## EXTRAIT DE DONNÉES
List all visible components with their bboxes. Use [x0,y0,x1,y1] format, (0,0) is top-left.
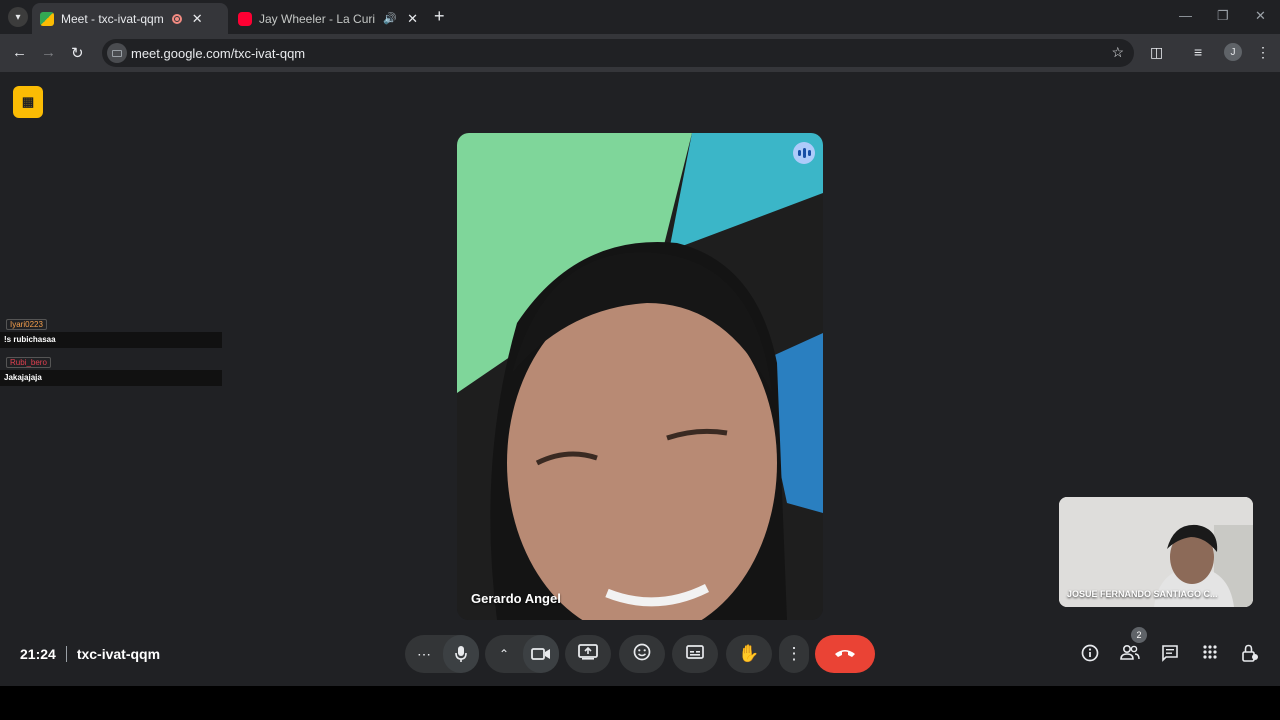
recording-icon [171,13,182,24]
media-control-icon[interactable]: ≡ [1194,44,1202,60]
browser-toolbar: ← → ↻ meet.google.com/txc-ivat-qqm ☆ ◫ ≡… [0,34,1280,72]
camera-off-badge-icon[interactable]: ▦ [13,86,43,118]
present-screen-icon [578,643,598,665]
participant-name: Gerardo Angel [471,591,561,606]
activities-grid-icon[interactable] [1198,644,1222,665]
chat-text: Jakajajaja [0,370,222,386]
participant-video [457,133,823,620]
tab-strip: ▾ Meet - txc-ivat-qqm ✕ Jay Wheeler - La… [0,0,1280,34]
audio-control-group: ⋯ [405,635,479,673]
close-window-icon[interactable]: ✕ [1255,8,1266,24]
tab-title: Jay Wheeler - La Curiosidad [259,11,376,26]
video-settings-chevron-up-icon[interactable]: ⌃ [485,647,523,661]
tab-youtube[interactable]: Jay Wheeler - La Curiosidad 🔊 ✕ [230,3,426,34]
speaking-indicator-icon [793,142,815,164]
host-controls-lock-icon[interactable] [1238,644,1262,667]
speaker-icon[interactable]: 🔊 [383,12,397,25]
address-bar[interactable]: meet.google.com/txc-ivat-qqm ☆ [102,39,1134,67]
video-control-group: ⌃ [485,635,559,673]
chat-text: !s rubichasaa [0,332,222,348]
reactions-button[interactable] [619,635,665,673]
clock-time: 21:24 [20,646,56,662]
url-text[interactable]: meet.google.com/txc-ivat-qqm [131,46,305,61]
profile-avatar[interactable]: J [1224,43,1242,61]
tab-title: Meet - txc-ivat-qqm [61,11,164,26]
divider [65,646,67,662]
youtube-favicon-icon [238,11,252,26]
self-video-tile[interactable]: JOSUE FERNANDO SANTIAGO C... [1059,497,1253,607]
site-info-icon[interactable] [107,43,127,63]
end-call-phone-icon [834,645,856,663]
raise-hand-icon: ✋ [738,644,760,663]
letterbox-bar [0,686,1280,720]
close-tab-icon[interactable]: ✕ [192,11,203,27]
emoji-icon [633,643,651,666]
self-participant-name: JOSUE FERNANDO SANTIAGO C... [1067,589,1218,599]
restore-icon[interactable]: ❐ [1217,8,1229,24]
chat-username: Rubi_bero [6,357,51,368]
new-tab-icon[interactable]: + [434,6,445,27]
meet-stage: ▦ Iyari0223 !s rubichasaa Rubi_bero Jaka… [0,72,1280,686]
extensions-icon[interactable]: ◫ [1150,44,1163,61]
audio-settings-icon[interactable]: ⋯ [405,646,443,663]
close-tab-icon[interactable]: ✕ [407,11,418,27]
meeting-details-info-icon[interactable] [1078,644,1102,667]
reload-icon[interactable]: ↻ [71,44,84,62]
leave-call-button[interactable] [815,635,875,673]
meeting-info: 21:24 txc-ivat-qqm [20,646,160,662]
google-meet-favicon-icon [40,11,54,26]
meeting-code: txc-ivat-qqm [76,646,161,662]
camera-icon[interactable] [523,635,559,673]
minimize-icon[interactable]: — [1179,8,1192,23]
more-options-kebab-icon: ⋮ [785,644,803,663]
main-video-tile[interactable]: Gerardo Angel [457,133,823,620]
forward-icon[interactable]: → [41,44,56,61]
tab-search-chevron-icon[interactable]: ▾ [8,7,28,27]
menu-kebab-icon[interactable]: ⋮ [1256,44,1270,61]
present-screen-button[interactable] [565,635,611,673]
chat-username: Iyari0223 [6,319,47,330]
raise-hand-button[interactable]: ✋ [726,635,772,673]
tab-meet[interactable]: Meet - txc-ivat-qqm ✕ [32,3,228,34]
microphone-icon[interactable] [443,635,479,673]
chat-message: Rubi_bero Jakajajaja [0,352,222,386]
chat-icon[interactable] [1158,644,1182,667]
people-icon[interactable] [1118,644,1142,665]
bookmark-star-icon[interactable]: ☆ [1111,44,1124,61]
participant-count-badge: 2 [1131,627,1147,643]
captions-button[interactable] [672,635,718,673]
more-options-button[interactable]: ⋮ [779,635,809,673]
captions-icon [686,644,704,664]
back-icon[interactable]: ← [12,44,27,61]
chat-overlay: Iyari0223 !s rubichasaa Rubi_bero Jakaja… [0,314,222,390]
chat-message: Iyari0223 !s rubichasaa [0,314,222,348]
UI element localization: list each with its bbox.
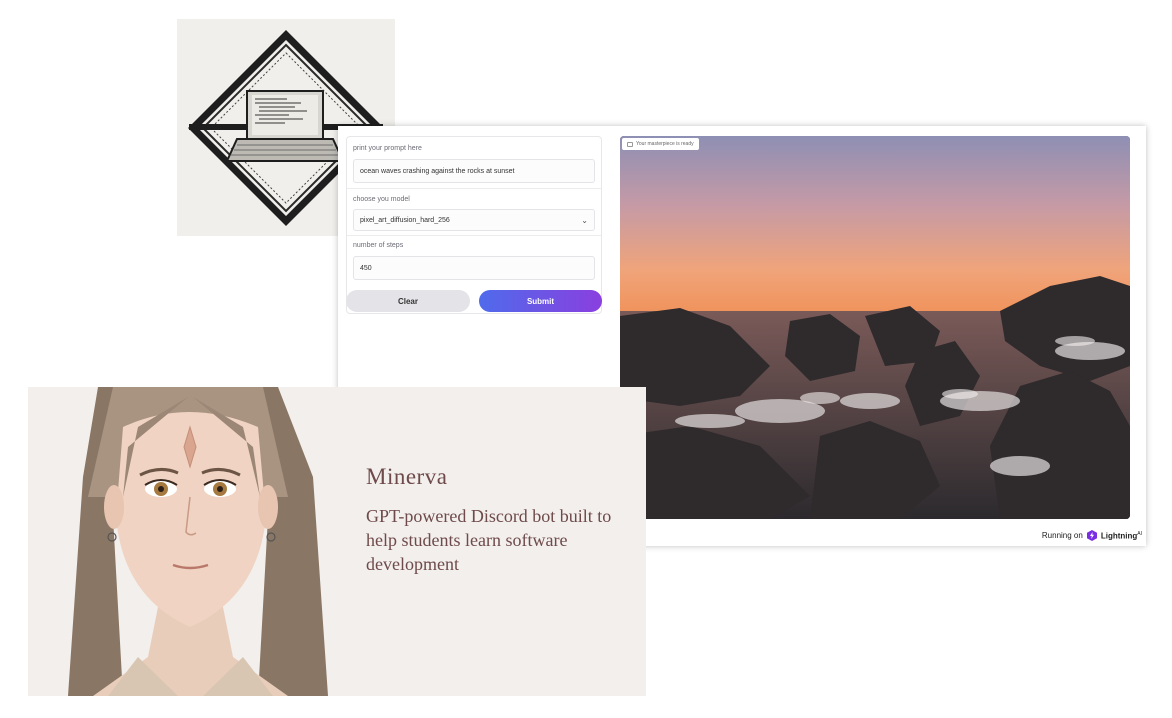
steps-label: number of steps	[353, 242, 404, 249]
image-icon	[627, 141, 633, 147]
lightning-brand: LightningAI	[1100, 530, 1142, 541]
chevron-down-icon: ⌄	[581, 215, 588, 225]
input-form-panel: print your prompt here ocean waves crash…	[346, 136, 602, 314]
clear-button[interactable]: Clear	[346, 290, 470, 312]
lightning-logo-icon	[1086, 530, 1097, 541]
prompt-field-group: print your prompt here ocean waves crash…	[347, 137, 601, 189]
steps-field-group: number of steps 450	[347, 236, 601, 286]
submit-button[interactable]: Submit	[479, 290, 602, 312]
model-select[interactable]: pixel_art_diffusion_hard_256 ⌄	[353, 209, 595, 231]
prompt-input-value: ocean waves crashing against the rocks a…	[360, 167, 515, 175]
generated-image	[620, 136, 1130, 519]
minerva-title: Minerva	[366, 464, 448, 489]
model-field-group: choose you model pixel_art_diffusion_har…	[347, 189, 601, 236]
running-on-label: Running on	[1041, 531, 1083, 540]
output-status-label: Your masterpiece is ready	[636, 141, 694, 147]
steps-input-value: 450	[360, 264, 372, 272]
brand-superscript: AI	[1137, 530, 1142, 537]
output-image-panel: Your masterpiece is ready	[620, 136, 1130, 519]
minerva-description: GPT-powered Discord bot built to help st…	[366, 506, 612, 574]
minerva-portrait	[28, 387, 358, 696]
minerva-card: Minerva GPT-powered Discord bot built to…	[28, 387, 646, 696]
steps-input[interactable]: 450	[353, 256, 595, 280]
prompt-input[interactable]: ocean waves crashing against the rocks a…	[353, 159, 595, 183]
running-on-footer[interactable]: Running on LightningAI	[1042, 530, 1142, 541]
output-status-badge: Your masterpiece is ready	[622, 138, 699, 150]
prompt-label: print your prompt here	[353, 145, 422, 152]
model-label: choose you model	[353, 196, 410, 203]
model-select-value: pixel_art_diffusion_hard_256	[360, 216, 450, 224]
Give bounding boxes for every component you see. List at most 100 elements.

## TÂCHE
Recopiez mot pour mot chaque ligne du matériau ci-dessus, en laissant les images de côté dans votre réponse.

## RÉSULTAT DE L'EXERCICE
List all visible components with their bboxes. Use [x0,y0,x1,y1] format, (0,0) is top-left.
recording-icon [171,13,182,24]
media-control-icon[interactable]: ≡ [1194,44,1202,60]
browser-toolbar: ← → ↻ meet.google.com/txc-ivat-qqm ☆ ◫ ≡… [0,34,1280,72]
camera-off-badge-icon[interactable]: ▦ [13,86,43,118]
present-screen-icon [578,643,598,665]
participant-name: Gerardo Angel [471,591,561,606]
activities-grid-icon[interactable] [1198,644,1222,665]
chat-text: Jakajajaja [0,370,222,386]
participant-video [457,133,823,620]
tab-strip: ▾ Meet - txc-ivat-qqm ✕ Jay Wheeler - La… [0,0,1280,34]
audio-control-group: ⋯ [405,635,479,673]
close-window-icon[interactable]: ✕ [1255,8,1266,24]
tab-title: Jay Wheeler - La Curiosidad [259,11,376,26]
video-settings-chevron-up-icon[interactable]: ⌃ [485,647,523,661]
tab-youtube[interactable]: Jay Wheeler - La Curiosidad 🔊 ✕ [230,3,426,34]
speaking-indicator-icon [793,142,815,164]
host-controls-lock-icon[interactable] [1238,644,1262,667]
speaker-icon[interactable]: 🔊 [383,12,397,25]
address-bar[interactable]: meet.google.com/txc-ivat-qqm ☆ [102,39,1134,67]
video-control-group: ⌃ [485,635,559,673]
chat-text: !s rubichasaa [0,332,222,348]
reactions-button[interactable] [619,635,665,673]
clock-time: 21:24 [20,646,56,662]
url-text[interactable]: meet.google.com/txc-ivat-qqm [131,46,305,61]
profile-avatar[interactable]: J [1224,43,1242,61]
tab-title: Meet - txc-ivat-qqm [61,11,164,26]
divider [65,646,67,662]
youtube-favicon-icon [238,11,252,26]
self-video-tile[interactable]: JOSUE FERNANDO SANTIAGO C... [1059,497,1253,607]
site-info-icon[interactable] [107,43,127,63]
end-call-phone-icon [834,645,856,663]
raise-hand-icon: ✋ [738,644,760,663]
letterbox-bar [0,686,1280,720]
close-tab-icon[interactable]: ✕ [192,11,203,27]
emoji-icon [633,643,651,666]
self-participant-name: JOSUE FERNANDO SANTIAGO C... [1067,589,1218,599]
restore-icon[interactable]: ❐ [1217,8,1229,24]
chat-username: Rubi_bero [6,357,51,368]
new-tab-icon[interactable]: + [434,6,445,27]
meet-stage: ▦ Iyari0223 !s rubichasaa Rubi_bero Jaka… [0,72,1280,686]
extensions-icon[interactable]: ◫ [1150,44,1163,61]
audio-settings-icon[interactable]: ⋯ [405,646,443,663]
close-tab-icon[interactable]: ✕ [407,11,418,27]
meeting-details-info-icon[interactable] [1078,644,1102,667]
reload-icon[interactable]: ↻ [71,44,84,62]
leave-call-button[interactable] [815,635,875,673]
meeting-info: 21:24 txc-ivat-qqm [20,646,160,662]
google-meet-favicon-icon [40,11,54,26]
meeting-code: txc-ivat-qqm [76,646,161,662]
camera-icon[interactable] [523,635,559,673]
minimize-icon[interactable]: — [1179,8,1192,23]
more-options-kebab-icon: ⋮ [785,644,803,663]
main-video-tile[interactable]: Gerardo Angel [457,133,823,620]
forward-icon[interactable]: → [41,44,56,61]
tab-search-chevron-icon[interactable]: ▾ [8,7,28,27]
menu-kebab-icon[interactable]: ⋮ [1256,44,1270,61]
present-screen-button[interactable] [565,635,611,673]
chat-username: Iyari0223 [6,319,47,330]
raise-hand-button[interactable]: ✋ [726,635,772,673]
tab-meet[interactable]: Meet - txc-ivat-qqm ✕ [32,3,228,34]
microphone-icon[interactable] [443,635,479,673]
chat-message: Rubi_bero Jakajajaja [0,352,222,386]
chat-icon[interactable] [1158,644,1182,667]
people-icon[interactable] [1118,644,1142,665]
bookmark-star-icon[interactable]: ☆ [1111,44,1124,61]
participant-count-badge: 2 [1131,627,1147,643]
captions-button[interactable] [672,635,718,673]
more-options-button[interactable]: ⋮ [779,635,809,673]
captions-icon [686,644,704,664]
back-icon[interactable]: ← [12,44,27,61]
chat-overlay: Iyari0223 !s rubichasaa Rubi_bero Jakaja… [0,314,222,390]
chat-message: Iyari0223 !s rubichasaa [0,314,222,348]
UI element localization: list each with its bbox.
steps-label: number of steps	[353, 242, 404, 249]
image-icon	[627, 141, 633, 147]
lightning-brand: LightningAI	[1100, 530, 1142, 541]
chevron-down-icon: ⌄	[581, 215, 588, 225]
input-form-panel: print your prompt here ocean waves crash…	[346, 136, 602, 314]
clear-button[interactable]: Clear	[346, 290, 470, 312]
lightning-logo-icon	[1086, 530, 1097, 541]
prompt-field-group: print your prompt here ocean waves crash…	[347, 137, 601, 189]
steps-field-group: number of steps 450	[347, 236, 601, 286]
submit-button[interactable]: Submit	[479, 290, 602, 312]
model-select[interactable]: pixel_art_diffusion_hard_256 ⌄	[353, 209, 595, 231]
prompt-input-value: ocean waves crashing against the rocks a…	[360, 167, 515, 175]
generated-image	[620, 136, 1130, 519]
minerva-title: Minerva	[366, 464, 448, 489]
model-field-group: choose you model pixel_art_diffusion_har…	[347, 189, 601, 236]
running-on-label: Running on	[1041, 531, 1083, 540]
output-status-label: Your masterpiece is ready	[636, 141, 694, 147]
steps-input-value: 450	[360, 264, 372, 272]
brand-superscript: AI	[1137, 530, 1142, 537]
output-image-panel: Your masterpiece is ready	[620, 136, 1130, 519]
minerva-description: GPT-powered Discord bot built to help st…	[366, 506, 612, 574]
minerva-portrait	[28, 387, 358, 696]
minerva-card: Minerva GPT-powered Discord bot built to…	[28, 387, 646, 696]
steps-input[interactable]: 450	[353, 256, 595, 280]
prompt-input[interactable]: ocean waves crashing against the rocks a…	[353, 159, 595, 183]
running-on-footer[interactable]: Running on LightningAI	[1042, 530, 1142, 541]
output-status-badge: Your masterpiece is ready	[622, 138, 699, 150]
prompt-label: print your prompt here	[353, 145, 422, 152]
model-label: choose you model	[353, 196, 410, 203]
model-select-value: pixel_art_diffusion_hard_256	[360, 216, 450, 224]
Give bounding boxes for every component you see. List at most 100 elements.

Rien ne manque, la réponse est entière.